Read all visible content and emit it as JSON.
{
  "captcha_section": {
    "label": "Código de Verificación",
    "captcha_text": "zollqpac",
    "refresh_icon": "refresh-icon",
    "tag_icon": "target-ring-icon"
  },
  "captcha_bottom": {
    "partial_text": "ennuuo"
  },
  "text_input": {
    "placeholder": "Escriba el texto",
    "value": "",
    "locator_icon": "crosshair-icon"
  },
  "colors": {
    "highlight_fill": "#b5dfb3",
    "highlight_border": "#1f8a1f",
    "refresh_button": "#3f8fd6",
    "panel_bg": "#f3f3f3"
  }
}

#####

- **TO DO**
Recopy the whole listing exactly.

- **RIGHT ANSWER**
Read all visible content and emit it as JSON.
{
  "captcha_section": {
    "label": "Código de Verificación",
    "captcha_text": "zollqpac",
    "refresh_icon": "refresh-icon",
    "tag_icon": "target-ring-icon"
  },
  "captcha_bottom": {
    "partial_text": "ennuuo"
  },
  "text_input": {
    "placeholder": "Escriba el texto",
    "value": "",
    "locator_icon": "crosshair-icon"
  },
  "colors": {
    "highlight_fill": "#b5dfb3",
    "highlight_border": "#1f8a1f",
    "refresh_button": "#3f8fd6",
    "panel_bg": "#f3f3f3"
  }
}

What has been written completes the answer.